What you are asked to do: Repeat all entries exactly.

■ ■ ■ ■ ■ ■ ■

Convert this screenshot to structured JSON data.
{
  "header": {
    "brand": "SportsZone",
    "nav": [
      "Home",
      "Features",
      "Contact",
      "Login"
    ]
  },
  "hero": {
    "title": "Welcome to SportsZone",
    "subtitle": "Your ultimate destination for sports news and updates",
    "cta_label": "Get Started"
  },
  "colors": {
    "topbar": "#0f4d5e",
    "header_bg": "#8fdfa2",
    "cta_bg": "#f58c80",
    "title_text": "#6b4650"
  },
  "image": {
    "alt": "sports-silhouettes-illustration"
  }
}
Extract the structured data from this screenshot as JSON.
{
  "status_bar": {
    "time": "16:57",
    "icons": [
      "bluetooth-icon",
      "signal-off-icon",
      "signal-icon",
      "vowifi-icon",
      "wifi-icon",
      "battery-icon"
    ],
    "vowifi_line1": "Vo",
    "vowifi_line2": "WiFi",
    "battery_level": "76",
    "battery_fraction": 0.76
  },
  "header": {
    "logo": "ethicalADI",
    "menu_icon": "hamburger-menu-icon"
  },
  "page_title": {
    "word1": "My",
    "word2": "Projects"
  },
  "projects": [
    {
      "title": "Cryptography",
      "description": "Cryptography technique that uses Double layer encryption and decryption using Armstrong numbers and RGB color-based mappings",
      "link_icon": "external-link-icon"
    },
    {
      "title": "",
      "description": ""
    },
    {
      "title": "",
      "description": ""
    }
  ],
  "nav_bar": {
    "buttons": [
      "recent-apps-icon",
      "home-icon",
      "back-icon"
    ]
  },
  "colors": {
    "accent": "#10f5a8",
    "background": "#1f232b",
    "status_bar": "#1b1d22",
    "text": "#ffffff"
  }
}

■ ■ ■ ■ ■ ■ ■

Answer to the exercise:
Convert this screenshot to structured JSON data.
{
  "header": {
    "brand": "SportsZone",
    "nav": [
      "Home",
      "Features",
      "Contact",
      "Login"
    ]
  },
  "hero": {
    "title": "Welcome to SportsZone",
    "subtitle": "Your ultimate destination for sports news and updates",
    "cta_label": "Get Started"
  },
  "colors": {
    "topbar": "#0f4d5e",
    "header_bg": "#8fdfa2",
    "cta_bg": "#f58c80",
    "title_text": "#6b4650"
  },
  "image": {
    "alt": "sports-silhouettes-illustration"
  }
}
Extract the structured data from this screenshot as JSON.
{
  "status_bar": {
    "time": "16:57",
    "icons": [
      "bluetooth-icon",
      "signal-off-icon",
      "signal-icon",
      "vowifi-icon",
      "wifi-icon",
      "battery-icon"
    ],
    "vowifi_line1": "Vo",
    "vowifi_line2": "WiFi",
    "battery_level": "76",
    "battery_fraction": 0.76
  },
  "header": {
    "logo": "ethicalADI",
    "menu_icon": "hamburger-menu-icon"
  },
  "page_title": {
    "word1": "My",
    "word2": "Projects"
  },
  "projects": [
    {
      "title": "Cryptography",
      "description": "Cryptography technique that uses Double layer encryption and decryption using Armstrong numbers and RGB color-based mappings",
      "link_icon": "external-link-icon"
    },
    {
      "title": "",
      "description": ""
    },
    {
      "title": "",
      "description": ""
    }
  ],
  "nav_bar": {
    "buttons": [
      "recent-apps-icon",
      "home-icon",
      "back-icon"
    ]
  },
  "colors": {
    "accent": "#10f5a8",
    "background": "#1f232b",
    "status_bar": "#1b1d22",
    "text": "#ffffff"
  }
}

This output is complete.